Given request:
Recast every one of the lines below as a Markdown table with two columns, "Row" and "Entry," putting a row number in the first and the line in the second. Leave out blank lines.

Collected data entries
++++++++++

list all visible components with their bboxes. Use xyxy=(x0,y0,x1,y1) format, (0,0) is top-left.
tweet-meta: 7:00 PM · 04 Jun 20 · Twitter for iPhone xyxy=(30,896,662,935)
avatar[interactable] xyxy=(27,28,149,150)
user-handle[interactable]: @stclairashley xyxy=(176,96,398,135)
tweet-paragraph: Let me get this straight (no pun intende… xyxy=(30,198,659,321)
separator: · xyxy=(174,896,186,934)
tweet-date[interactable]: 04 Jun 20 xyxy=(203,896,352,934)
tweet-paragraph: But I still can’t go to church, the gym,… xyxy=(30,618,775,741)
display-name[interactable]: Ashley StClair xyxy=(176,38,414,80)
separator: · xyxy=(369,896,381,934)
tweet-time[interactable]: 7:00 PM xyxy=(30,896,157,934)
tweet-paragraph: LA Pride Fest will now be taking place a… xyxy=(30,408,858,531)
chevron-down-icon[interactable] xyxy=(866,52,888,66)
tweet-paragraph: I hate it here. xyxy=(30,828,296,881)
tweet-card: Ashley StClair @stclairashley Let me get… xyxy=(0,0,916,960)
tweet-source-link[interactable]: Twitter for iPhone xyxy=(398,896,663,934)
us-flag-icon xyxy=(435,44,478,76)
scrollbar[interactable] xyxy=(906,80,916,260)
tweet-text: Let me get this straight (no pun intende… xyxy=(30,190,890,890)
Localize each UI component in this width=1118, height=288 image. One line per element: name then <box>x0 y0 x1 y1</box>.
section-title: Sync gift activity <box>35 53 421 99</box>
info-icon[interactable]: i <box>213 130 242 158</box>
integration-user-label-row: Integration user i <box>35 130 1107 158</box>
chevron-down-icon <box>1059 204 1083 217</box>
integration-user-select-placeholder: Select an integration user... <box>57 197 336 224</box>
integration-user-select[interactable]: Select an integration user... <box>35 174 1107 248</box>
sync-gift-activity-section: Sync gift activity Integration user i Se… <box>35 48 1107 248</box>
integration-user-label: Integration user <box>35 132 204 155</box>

++++++++++

Answer:
| Row | Entry |
|---|---|
| 1 | list all visible components with their bboxes. Use xyxy=(x0,y0,x1,y1) format, (0,0) is top-left. |
| 2 | tweet-meta: 7:00 PM · 04 Jun 20 · Twitter for iPhone xyxy=(30,896,662,935) |
| 3 | avatar[interactable] xyxy=(27,28,149,150) |
| 4 | user-handle[interactable]: @stclairashley xyxy=(176,96,398,135) |
| 5 | tweet-paragraph: Let me get this straight (no pun intende… xyxy=(30,198,659,321) |
| 6 | separator: · xyxy=(174,896,186,934) |
| 7 | tweet-date[interactable]: 04 Jun 20 xyxy=(203,896,352,934) |
| 8 | tweet-paragraph: But I still can’t go to church, the gym,… xyxy=(30,618,775,741) |
| 9 | display-name[interactable]: Ashley StClair xyxy=(176,38,414,80) |
| 10 | separator: · xyxy=(369,896,381,934) |
| 11 | tweet-time[interactable]: 7:00 PM xyxy=(30,896,157,934) |
| 12 | tweet-paragraph: LA Pride Fest will now be taking place a… xyxy=(30,408,858,531) |
| 13 | chevron-down-icon[interactable] xyxy=(866,52,888,66) |
| 14 | tweet-paragraph: I hate it here. xyxy=(30,828,296,881) |
| 15 | tweet-card: Ashley StClair @stclairashley Let me get… xyxy=(0,0,916,960) |
| 16 | tweet-source-link[interactable]: Twitter for iPhone xyxy=(398,896,663,934) |
| 17 | us-flag-icon xyxy=(435,44,478,76) |
| 18 | scrollbar[interactable] xyxy=(906,80,916,260) |
| 19 | tweet-text: Let me get this straight (no pun intende… xyxy=(30,190,890,890) |
| 20 | Localize each UI component in this width=1118, height=288 image. One line per element: name then <box>x0 y0 x1 y1</box>. |
| 21 | section-title: Sync gift activity <box>35 53 421 99</box> |
| 22 | info-icon[interactable]: i <box>213 130 242 158</box> |
| 23 | integration-user-label-row: Integration user i <box>35 130 1107 158</box> |
| 24 | chevron-down-icon <box>1059 204 1083 217</box> |
| 25 | integration-user-select-placeholder: Select an integration user... <box>57 197 336 224</box> |
| 26 | integration-user-select[interactable]: Select an integration user... <box>35 174 1107 248</box> |
| 27 | sync-gift-activity-section: Sync gift activity Integration user i Se… <box>35 48 1107 248</box> |
| 28 | integration-user-label: Integration user <box>35 132 204 155</box> |